Rewrite the data below, changing every "swap-hero-button" to "replace-hero-button" and keeping everything else the same, but leave out the pictures.

Extracted records:
•••••

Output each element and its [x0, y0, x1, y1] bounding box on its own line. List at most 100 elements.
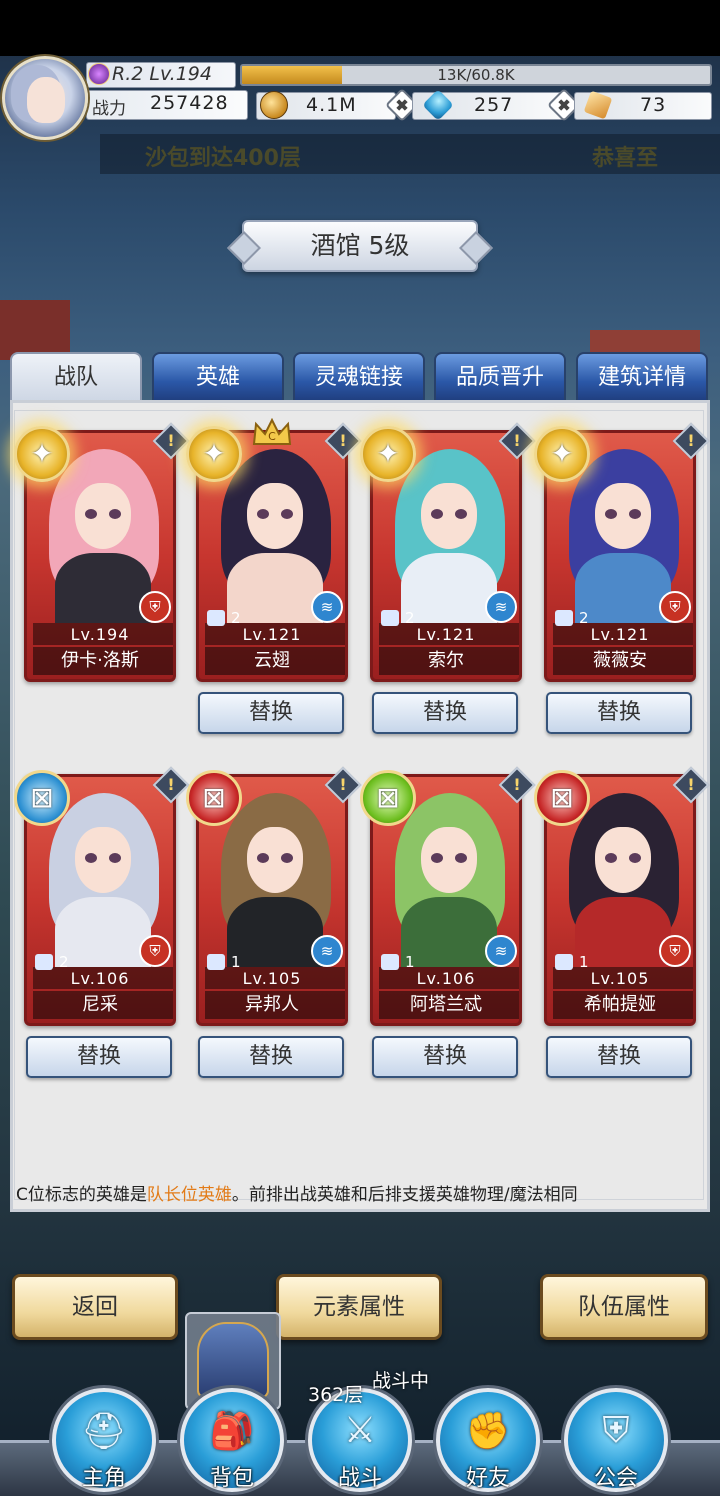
- element-attributes-button[interactable]: 元素属性: [276, 1274, 442, 1340]
- svg-text:C: C: [268, 430, 276, 443]
- mage-wave-icon: ≋: [311, 591, 343, 623]
- tab-soul-link[interactable]: 灵魂链接: [293, 352, 425, 402]
- tip-text-before: C位标志的英雄是: [16, 1185, 147, 1205]
- hero-outfit: [401, 897, 497, 967]
- hero-outfit: [227, 553, 323, 623]
- hero-star-badge: 1: [379, 951, 415, 973]
- battle-status: 战斗中: [372, 1370, 430, 1392]
- warrior-helmet-icon: ⛨: [659, 935, 691, 967]
- swap-hero-button[interactable]: 替换: [372, 1036, 518, 1078]
- battle-floor: 362层: [308, 1384, 364, 1406]
- hero-eye: [281, 509, 293, 519]
- hero-face: [247, 483, 303, 549]
- announcement-text-left: 沙包到达400层: [145, 146, 301, 171]
- hero-star-badge: 1: [205, 951, 241, 973]
- hero-eye: [605, 509, 617, 519]
- hero-eye: [85, 509, 97, 519]
- hero-alert-mark: !: [513, 775, 521, 794]
- back-button[interactable]: 返回: [12, 1274, 178, 1340]
- hero-face: [421, 483, 477, 549]
- element-glyph: ✦: [376, 437, 400, 470]
- hero-eye: [281, 853, 293, 863]
- hero-eye: [629, 509, 641, 519]
- tab-team[interactable]: 战队: [10, 352, 142, 404]
- element-red-icon: ⊠: [186, 770, 242, 826]
- hero-alert-mark: !: [339, 431, 347, 450]
- swap-hero-button[interactable]: 替换: [546, 1036, 692, 1078]
- page-title: 酒馆 5级: [310, 231, 410, 260]
- tip-text: C位标志的英雄是队长位英雄。前排出战英雄和后排支援英雄物理/魔法相同: [16, 1180, 704, 1208]
- nav-label: 战斗: [337, 1466, 382, 1491]
- hero-name: 尼采: [82, 994, 118, 1015]
- gold-coin-icon: [260, 91, 288, 119]
- hero-face: [75, 483, 131, 549]
- hero-outfit: [575, 897, 671, 967]
- handshake-icon: ✊: [465, 1411, 511, 1452]
- swap-hero-button[interactable]: 替换: [198, 692, 344, 734]
- crossed-swords-icon: ⚔: [343, 1410, 377, 1451]
- announcement-text-right: 恭喜至: [592, 146, 659, 171]
- element-glyph: ⊠: [202, 781, 226, 814]
- hero-name: 云翅: [254, 650, 290, 671]
- hero-star-badge: 2: [379, 607, 415, 629]
- status-bar: [0, 0, 720, 56]
- backpack-icon: 🎒: [209, 1411, 255, 1452]
- hero-face: [75, 827, 131, 893]
- hero-eye: [431, 853, 443, 863]
- hero-outfit: [55, 897, 151, 967]
- warrior-helmet-icon: ⛨: [139, 935, 171, 967]
- helmet-icon: ⛑: [81, 1411, 127, 1452]
- guild-emblem-icon: ⛨: [602, 1410, 630, 1451]
- hero-eye: [85, 853, 97, 863]
- hero-name: 希帕提娅: [584, 994, 656, 1015]
- hero-name: 伊卡·洛斯: [61, 650, 139, 671]
- element-glyph: ✦: [202, 437, 226, 470]
- gold-value: 4.1M: [306, 94, 357, 116]
- element-blue-icon: ⊠: [14, 770, 70, 826]
- element-gold-icon: ✦: [186, 426, 242, 482]
- hero-eye: [431, 509, 443, 519]
- hero-star-badge: 2: [553, 607, 589, 629]
- swap-hero-button[interactable]: 替换: [546, 692, 692, 734]
- element-glyph: ⊠: [550, 781, 574, 814]
- power-label: 战力: [92, 99, 126, 119]
- diamond-value: 257: [474, 94, 514, 116]
- card-value: 73: [640, 94, 667, 116]
- hero-outfit: [575, 553, 671, 623]
- hero-eye: [109, 853, 121, 863]
- element-gold-icon: ✦: [534, 426, 590, 482]
- exp-text: 13K/60.8K: [437, 66, 515, 84]
- tab-quality-upgrade[interactable]: 品质晋升: [434, 352, 566, 402]
- player-rank: R.2 Lv.194: [112, 63, 212, 85]
- hero-outfit: [227, 897, 323, 967]
- hero-outfit: [401, 553, 497, 623]
- tip-text-highlight: 队长位英雄: [146, 1185, 232, 1205]
- background-tower: [0, 300, 70, 360]
- hero-eye: [629, 853, 641, 863]
- nav-label: 主角: [81, 1466, 126, 1491]
- hero-alert-mark: !: [167, 431, 175, 450]
- nav-label: 公会: [593, 1466, 638, 1491]
- warrior-helmet-icon: ⛨: [139, 591, 171, 623]
- hero-eye: [455, 509, 467, 519]
- element-green-icon: ⊠: [360, 770, 416, 826]
- tab-building-details[interactable]: 建筑详情: [576, 352, 708, 402]
- hero-eye: [257, 853, 269, 863]
- hero-eye: [109, 509, 121, 519]
- hero-outfit: [55, 553, 151, 623]
- hero-eye: [605, 853, 617, 863]
- tab-heroes[interactable]: 英雄: [152, 352, 284, 402]
- nav-label: 好友: [465, 1466, 510, 1491]
- swap-hero-button[interactable]: 替换: [26, 1036, 172, 1078]
- swap-hero-button[interactable]: 替换: [372, 692, 518, 734]
- hero-star-badge: 2: [33, 951, 69, 973]
- swap-hero-button[interactable]: 替换: [198, 1036, 344, 1078]
- power-value: 257428: [150, 92, 229, 114]
- tip-text-after: 。前排出战英雄和后排支援英雄物理/魔法相同: [231, 1185, 578, 1205]
- player-avatar[interactable]: [2, 56, 88, 140]
- team-attributes-button[interactable]: 队伍属性: [540, 1274, 708, 1340]
- hero-alert-mark: !: [687, 431, 695, 450]
- hero-eye: [455, 853, 467, 863]
- hero-level: Lv.194: [70, 625, 130, 644]
- element-glyph: ⊠: [376, 781, 400, 814]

•••••

» SOLUTION:
Output each element and its [x0, y0, x1, y1] bounding box on its own line. List at most 100 elements.
- element-attributes-button[interactable]: 元素属性: [276, 1274, 442, 1340]
- svg-text:C: C: [268, 430, 276, 443]
- mage-wave-icon: ≋: [311, 591, 343, 623]
- tab-soul-link[interactable]: 灵魂链接: [293, 352, 425, 402]
- tip-text-before: C位标志的英雄是: [16, 1185, 147, 1205]
- hero-outfit: [401, 897, 497, 967]
- hero-outfit: [227, 553, 323, 623]
- hero-star-badge: 1: [379, 951, 415, 973]
- battle-status: 战斗中: [372, 1370, 430, 1392]
- warrior-helmet-icon: ⛨: [659, 935, 691, 967]
- replace-hero-button[interactable]: 替换: [372, 1036, 518, 1078]
- battle-floor: 362层: [308, 1384, 364, 1406]
- hero-eye: [281, 509, 293, 519]
- hero-face: [247, 483, 303, 549]
- announcement-text-left: 沙包到达400层: [145, 146, 301, 171]
- hero-star-badge: 1: [205, 951, 241, 973]
- hero-eye: [605, 509, 617, 519]
- hero-eye: [85, 509, 97, 519]
- hero-alert-mark: !: [513, 775, 521, 794]
- back-button[interactable]: 返回: [12, 1274, 178, 1340]
- hero-face: [421, 483, 477, 549]
- element-glyph: ✦: [376, 437, 400, 470]
- hero-eye: [281, 853, 293, 863]
- hero-eye: [629, 509, 641, 519]
- tab-team[interactable]: 战队: [10, 352, 142, 404]
- element-red-icon: ⊠: [186, 770, 242, 826]
- hero-alert-mark: !: [339, 431, 347, 450]
- replace-hero-button[interactable]: 替换: [546, 1036, 692, 1078]
- page-title: 酒馆 5级: [310, 231, 410, 260]
- tip-text: C位标志的英雄是队长位英雄。前排出战英雄和后排支援英雄物理/魔法相同: [16, 1180, 704, 1208]
- nav-label: 战斗: [337, 1466, 382, 1491]
- hero-name: 尼采: [82, 994, 118, 1015]
- gold-coin-icon: [260, 91, 288, 119]
- hero-face: [75, 483, 131, 549]
- hero-outfit: [575, 897, 671, 967]
- handshake-icon: ✊: [465, 1411, 511, 1452]
- replace-hero-button[interactable]: 替换: [198, 692, 344, 734]
- crossed-swords-icon: ⚔: [343, 1410, 377, 1451]
- announcement-text-right: 恭喜至: [592, 146, 659, 171]
- element-glyph: ⊠: [202, 781, 226, 814]
- hero-name: 云翅: [254, 650, 290, 671]
- hero-star-badge: 2: [379, 607, 415, 629]
- status-bar: [0, 0, 720, 56]
- backpack-icon: 🎒: [209, 1411, 255, 1452]
- hero-face: [75, 827, 131, 893]
- hero-eye: [431, 853, 443, 863]
- hero-outfit: [55, 897, 151, 967]
- warrior-helmet-icon: ⛨: [139, 935, 171, 967]
- helmet-icon: ⛑: [81, 1411, 127, 1452]
- guild-emblem-icon: ⛨: [602, 1410, 630, 1451]
- hero-eye: [85, 853, 97, 863]
- hero-name: 希帕提娅: [584, 994, 656, 1015]
- hero-name: 伊卡·洛斯: [61, 650, 139, 671]
- element-glyph: ✦: [202, 437, 226, 470]
- gold-value: 4.1M: [306, 94, 357, 116]
- element-blue-icon: ⊠: [14, 770, 70, 826]
- element-gold-icon: ✦: [186, 426, 242, 482]
- hero-eye: [431, 509, 443, 519]
- hero-star-badge: 2: [553, 607, 589, 629]
- replace-hero-button[interactable]: 替换: [546, 692, 692, 734]
- element-glyph: ⊠: [550, 781, 574, 814]
- power-label: 战力: [92, 99, 126, 119]
- diamond-value: 257: [474, 94, 514, 116]
- card-value: 73: [640, 94, 667, 116]
- hero-outfit: [575, 553, 671, 623]
- hero-eye: [109, 853, 121, 863]
- element-gold-icon: ✦: [534, 426, 590, 482]
- exp-text: 13K/60.8K: [437, 66, 515, 84]
- tab-quality-upgrade[interactable]: 品质晋升: [434, 352, 566, 402]
- player-rank: R.2 Lv.194: [112, 63, 212, 85]
- hero-outfit: [227, 897, 323, 967]
- hero-outfit: [401, 553, 497, 623]
- tip-text-highlight: 队长位英雄: [146, 1185, 232, 1205]
- background-tower: [0, 300, 70, 360]
- hero-eye: [629, 853, 641, 863]
- nav-label: 主角: [81, 1466, 126, 1491]
- hero-alert-mark: !: [167, 431, 175, 450]
- nav-label: 公会: [593, 1466, 638, 1491]
- warrior-helmet-icon: ⛨: [139, 591, 171, 623]
- hero-eye: [455, 509, 467, 519]
- element-green-icon: ⊠: [360, 770, 416, 826]
- tab-building-details[interactable]: 建筑详情: [576, 352, 708, 402]
- hero-eye: [257, 853, 269, 863]
- hero-eye: [109, 509, 121, 519]
- hero-outfit: [55, 553, 151, 623]
- hero-eye: [605, 853, 617, 863]
- tab-heroes[interactable]: 英雄: [152, 352, 284, 402]
- nav-label: 好友: [465, 1466, 510, 1491]
- replace-hero-button[interactable]: 替换: [26, 1036, 172, 1078]
- replace-hero-button[interactable]: 替换: [372, 692, 518, 734]
- hero-star-badge: 2: [33, 951, 69, 973]
- replace-hero-button[interactable]: 替换: [198, 1036, 344, 1078]
- power-value: 257428: [150, 92, 229, 114]
- tip-text-after: 。前排出战英雄和后排支援英雄物理/魔法相同: [231, 1185, 578, 1205]
- player-avatar[interactable]: [2, 56, 88, 140]
- team-attributes-button[interactable]: 队伍属性: [540, 1274, 708, 1340]
- hero-alert-mark: !: [687, 431, 695, 450]
- hero-eye: [455, 853, 467, 863]
- hero-level: Lv.194: [70, 625, 130, 644]
- element-glyph: ⊠: [376, 781, 400, 814]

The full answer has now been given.